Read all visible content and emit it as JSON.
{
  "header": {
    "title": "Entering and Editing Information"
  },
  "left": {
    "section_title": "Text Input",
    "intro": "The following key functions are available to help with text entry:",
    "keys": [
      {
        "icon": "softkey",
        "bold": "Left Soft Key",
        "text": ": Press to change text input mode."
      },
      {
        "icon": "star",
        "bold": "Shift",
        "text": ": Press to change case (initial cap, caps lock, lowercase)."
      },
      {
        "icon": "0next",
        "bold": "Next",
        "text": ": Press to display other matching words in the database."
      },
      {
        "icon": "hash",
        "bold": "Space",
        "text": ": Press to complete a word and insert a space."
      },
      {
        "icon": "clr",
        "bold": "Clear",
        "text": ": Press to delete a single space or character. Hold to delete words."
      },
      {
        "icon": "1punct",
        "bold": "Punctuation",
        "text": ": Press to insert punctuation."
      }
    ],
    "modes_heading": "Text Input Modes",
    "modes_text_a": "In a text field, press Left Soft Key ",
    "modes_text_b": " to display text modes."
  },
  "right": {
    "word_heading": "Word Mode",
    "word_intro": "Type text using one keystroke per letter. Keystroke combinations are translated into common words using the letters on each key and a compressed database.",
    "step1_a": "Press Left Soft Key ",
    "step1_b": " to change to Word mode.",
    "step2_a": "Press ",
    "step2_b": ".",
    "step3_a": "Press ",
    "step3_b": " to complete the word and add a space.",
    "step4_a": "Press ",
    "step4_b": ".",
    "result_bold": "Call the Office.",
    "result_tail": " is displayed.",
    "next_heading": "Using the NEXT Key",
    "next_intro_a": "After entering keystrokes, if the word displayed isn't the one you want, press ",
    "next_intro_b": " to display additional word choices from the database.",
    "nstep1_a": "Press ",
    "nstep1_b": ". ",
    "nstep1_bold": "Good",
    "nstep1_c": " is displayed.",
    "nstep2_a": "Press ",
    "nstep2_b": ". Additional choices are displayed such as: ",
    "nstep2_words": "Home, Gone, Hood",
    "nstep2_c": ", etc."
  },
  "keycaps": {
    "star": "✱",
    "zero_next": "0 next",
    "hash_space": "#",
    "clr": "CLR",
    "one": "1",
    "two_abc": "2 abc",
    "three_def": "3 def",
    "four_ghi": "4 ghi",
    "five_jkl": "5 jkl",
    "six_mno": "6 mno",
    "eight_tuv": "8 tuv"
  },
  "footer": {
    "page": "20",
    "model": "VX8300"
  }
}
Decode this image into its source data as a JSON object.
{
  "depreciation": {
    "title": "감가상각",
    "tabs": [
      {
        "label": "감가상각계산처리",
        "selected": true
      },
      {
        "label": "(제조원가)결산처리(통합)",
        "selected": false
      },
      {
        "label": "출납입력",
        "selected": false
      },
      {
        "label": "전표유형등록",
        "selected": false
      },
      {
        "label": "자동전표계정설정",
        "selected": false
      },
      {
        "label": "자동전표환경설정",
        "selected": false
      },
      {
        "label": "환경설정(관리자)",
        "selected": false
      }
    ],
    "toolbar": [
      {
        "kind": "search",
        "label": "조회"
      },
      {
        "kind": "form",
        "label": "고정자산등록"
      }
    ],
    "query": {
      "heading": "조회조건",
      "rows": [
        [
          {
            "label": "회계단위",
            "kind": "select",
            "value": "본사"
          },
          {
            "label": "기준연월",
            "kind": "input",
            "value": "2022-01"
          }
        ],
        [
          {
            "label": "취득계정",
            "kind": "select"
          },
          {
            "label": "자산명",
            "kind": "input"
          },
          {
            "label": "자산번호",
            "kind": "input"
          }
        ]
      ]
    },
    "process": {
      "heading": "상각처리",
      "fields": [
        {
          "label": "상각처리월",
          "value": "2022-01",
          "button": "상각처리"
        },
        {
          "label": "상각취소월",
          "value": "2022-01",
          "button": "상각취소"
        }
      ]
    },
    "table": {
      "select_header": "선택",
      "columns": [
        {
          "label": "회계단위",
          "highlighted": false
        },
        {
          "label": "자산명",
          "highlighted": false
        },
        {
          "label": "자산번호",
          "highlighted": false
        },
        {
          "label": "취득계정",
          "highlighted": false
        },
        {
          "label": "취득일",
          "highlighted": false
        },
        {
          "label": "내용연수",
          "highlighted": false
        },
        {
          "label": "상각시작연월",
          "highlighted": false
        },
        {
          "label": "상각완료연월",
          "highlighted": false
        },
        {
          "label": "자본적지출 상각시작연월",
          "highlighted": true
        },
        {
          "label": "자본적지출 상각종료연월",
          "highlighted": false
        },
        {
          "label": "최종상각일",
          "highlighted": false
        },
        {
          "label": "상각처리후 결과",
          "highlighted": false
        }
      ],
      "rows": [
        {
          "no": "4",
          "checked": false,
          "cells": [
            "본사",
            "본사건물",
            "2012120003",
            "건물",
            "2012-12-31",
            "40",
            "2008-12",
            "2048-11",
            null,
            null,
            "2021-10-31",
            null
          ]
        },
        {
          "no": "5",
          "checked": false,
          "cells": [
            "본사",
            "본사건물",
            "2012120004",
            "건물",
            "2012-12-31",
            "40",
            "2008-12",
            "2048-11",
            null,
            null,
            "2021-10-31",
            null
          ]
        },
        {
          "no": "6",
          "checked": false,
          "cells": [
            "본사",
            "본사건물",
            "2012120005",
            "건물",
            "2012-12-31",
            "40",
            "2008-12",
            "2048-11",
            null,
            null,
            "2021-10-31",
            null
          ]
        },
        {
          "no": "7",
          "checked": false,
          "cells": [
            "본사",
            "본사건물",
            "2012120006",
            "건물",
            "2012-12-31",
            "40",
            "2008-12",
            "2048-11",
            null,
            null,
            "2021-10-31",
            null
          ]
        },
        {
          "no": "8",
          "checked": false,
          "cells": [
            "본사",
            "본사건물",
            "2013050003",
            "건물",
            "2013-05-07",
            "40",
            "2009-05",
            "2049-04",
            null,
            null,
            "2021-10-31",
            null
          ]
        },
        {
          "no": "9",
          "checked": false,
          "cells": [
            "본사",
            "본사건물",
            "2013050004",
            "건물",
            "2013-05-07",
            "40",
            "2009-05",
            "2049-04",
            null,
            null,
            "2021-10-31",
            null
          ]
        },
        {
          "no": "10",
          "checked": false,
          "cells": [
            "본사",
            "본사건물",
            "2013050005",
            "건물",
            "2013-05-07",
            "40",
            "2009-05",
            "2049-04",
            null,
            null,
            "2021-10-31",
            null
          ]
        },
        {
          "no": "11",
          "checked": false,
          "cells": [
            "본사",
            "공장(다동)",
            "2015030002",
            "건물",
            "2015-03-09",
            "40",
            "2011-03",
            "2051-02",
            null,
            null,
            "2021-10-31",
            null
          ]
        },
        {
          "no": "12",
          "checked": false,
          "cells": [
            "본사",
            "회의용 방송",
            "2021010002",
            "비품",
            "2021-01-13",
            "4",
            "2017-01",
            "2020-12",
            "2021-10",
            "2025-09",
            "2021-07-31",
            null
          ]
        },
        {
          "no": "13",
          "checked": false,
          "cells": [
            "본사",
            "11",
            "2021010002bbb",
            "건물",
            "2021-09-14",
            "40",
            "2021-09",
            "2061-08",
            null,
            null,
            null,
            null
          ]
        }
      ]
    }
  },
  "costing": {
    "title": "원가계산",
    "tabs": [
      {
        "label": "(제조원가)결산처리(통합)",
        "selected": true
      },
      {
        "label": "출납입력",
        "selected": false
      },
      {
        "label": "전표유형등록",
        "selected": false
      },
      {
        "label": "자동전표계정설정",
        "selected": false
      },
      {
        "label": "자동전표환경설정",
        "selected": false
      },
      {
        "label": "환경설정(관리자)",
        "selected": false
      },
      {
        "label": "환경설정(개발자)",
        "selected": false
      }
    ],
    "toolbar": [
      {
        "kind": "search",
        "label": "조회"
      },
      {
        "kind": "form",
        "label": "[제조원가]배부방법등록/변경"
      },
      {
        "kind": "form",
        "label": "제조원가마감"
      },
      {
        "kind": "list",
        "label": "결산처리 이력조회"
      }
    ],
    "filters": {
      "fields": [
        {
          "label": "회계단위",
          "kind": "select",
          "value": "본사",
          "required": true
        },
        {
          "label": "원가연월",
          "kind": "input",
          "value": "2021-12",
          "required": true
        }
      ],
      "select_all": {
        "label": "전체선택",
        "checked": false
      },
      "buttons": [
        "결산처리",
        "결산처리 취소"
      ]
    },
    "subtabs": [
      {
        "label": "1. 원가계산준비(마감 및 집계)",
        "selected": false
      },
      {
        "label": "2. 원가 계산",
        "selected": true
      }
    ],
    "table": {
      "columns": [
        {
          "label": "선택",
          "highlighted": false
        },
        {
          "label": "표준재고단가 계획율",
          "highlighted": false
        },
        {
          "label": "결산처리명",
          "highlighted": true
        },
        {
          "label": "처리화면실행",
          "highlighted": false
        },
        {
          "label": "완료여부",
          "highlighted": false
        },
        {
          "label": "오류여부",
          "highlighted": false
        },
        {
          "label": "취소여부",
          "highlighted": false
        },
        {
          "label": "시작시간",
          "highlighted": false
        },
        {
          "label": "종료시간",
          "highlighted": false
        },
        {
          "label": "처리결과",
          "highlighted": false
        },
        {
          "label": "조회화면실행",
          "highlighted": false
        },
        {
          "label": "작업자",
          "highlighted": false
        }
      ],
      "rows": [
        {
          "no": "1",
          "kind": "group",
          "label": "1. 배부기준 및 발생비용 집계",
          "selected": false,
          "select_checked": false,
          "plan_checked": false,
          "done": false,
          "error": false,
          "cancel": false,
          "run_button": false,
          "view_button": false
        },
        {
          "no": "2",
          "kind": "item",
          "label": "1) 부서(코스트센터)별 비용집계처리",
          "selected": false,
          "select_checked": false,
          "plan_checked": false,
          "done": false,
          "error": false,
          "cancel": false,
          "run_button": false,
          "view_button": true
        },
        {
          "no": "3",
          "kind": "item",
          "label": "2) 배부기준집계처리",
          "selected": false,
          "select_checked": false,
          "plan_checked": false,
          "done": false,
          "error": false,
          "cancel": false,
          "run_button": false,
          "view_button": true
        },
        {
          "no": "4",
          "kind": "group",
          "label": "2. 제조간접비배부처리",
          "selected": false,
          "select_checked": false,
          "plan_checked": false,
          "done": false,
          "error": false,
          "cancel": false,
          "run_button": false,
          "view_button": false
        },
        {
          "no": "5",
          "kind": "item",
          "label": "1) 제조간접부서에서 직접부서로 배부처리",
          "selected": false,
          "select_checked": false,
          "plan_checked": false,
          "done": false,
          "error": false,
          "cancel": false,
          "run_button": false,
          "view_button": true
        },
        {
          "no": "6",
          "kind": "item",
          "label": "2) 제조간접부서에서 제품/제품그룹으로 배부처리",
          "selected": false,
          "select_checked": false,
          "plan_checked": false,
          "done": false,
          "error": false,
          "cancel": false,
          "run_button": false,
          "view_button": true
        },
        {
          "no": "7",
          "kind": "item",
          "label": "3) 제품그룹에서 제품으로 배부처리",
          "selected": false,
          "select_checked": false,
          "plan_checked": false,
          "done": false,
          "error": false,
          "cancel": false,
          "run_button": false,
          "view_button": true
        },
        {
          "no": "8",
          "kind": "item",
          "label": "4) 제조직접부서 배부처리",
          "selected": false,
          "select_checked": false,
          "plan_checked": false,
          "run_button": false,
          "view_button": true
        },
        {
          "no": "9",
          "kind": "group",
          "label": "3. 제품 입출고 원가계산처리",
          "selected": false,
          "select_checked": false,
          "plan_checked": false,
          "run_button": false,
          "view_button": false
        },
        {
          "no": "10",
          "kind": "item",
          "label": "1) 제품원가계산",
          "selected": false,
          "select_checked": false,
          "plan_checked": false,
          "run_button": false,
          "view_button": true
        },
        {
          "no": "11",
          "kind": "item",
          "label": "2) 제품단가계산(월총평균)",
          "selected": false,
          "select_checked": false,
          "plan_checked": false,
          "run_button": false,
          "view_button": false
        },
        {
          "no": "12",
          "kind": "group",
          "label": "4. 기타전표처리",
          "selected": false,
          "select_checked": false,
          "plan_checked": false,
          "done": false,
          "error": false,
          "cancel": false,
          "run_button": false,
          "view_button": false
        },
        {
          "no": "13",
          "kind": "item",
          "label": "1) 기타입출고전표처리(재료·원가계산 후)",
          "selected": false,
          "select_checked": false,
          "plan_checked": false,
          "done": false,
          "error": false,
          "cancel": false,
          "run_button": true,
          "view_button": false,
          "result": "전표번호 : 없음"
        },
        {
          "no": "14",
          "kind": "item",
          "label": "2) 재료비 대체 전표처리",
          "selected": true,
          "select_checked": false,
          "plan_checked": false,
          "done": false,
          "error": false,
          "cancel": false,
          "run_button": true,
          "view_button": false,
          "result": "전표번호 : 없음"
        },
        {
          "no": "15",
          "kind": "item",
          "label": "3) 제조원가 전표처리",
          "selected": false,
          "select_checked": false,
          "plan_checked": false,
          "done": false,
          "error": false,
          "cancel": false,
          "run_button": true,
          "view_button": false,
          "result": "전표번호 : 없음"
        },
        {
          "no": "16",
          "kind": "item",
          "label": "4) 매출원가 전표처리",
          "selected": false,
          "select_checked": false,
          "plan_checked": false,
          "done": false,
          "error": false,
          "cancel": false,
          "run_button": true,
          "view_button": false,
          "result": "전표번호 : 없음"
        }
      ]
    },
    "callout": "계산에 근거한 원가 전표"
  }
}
----
State how many lines of the listing include the word "complete". Reply with the number alone.

2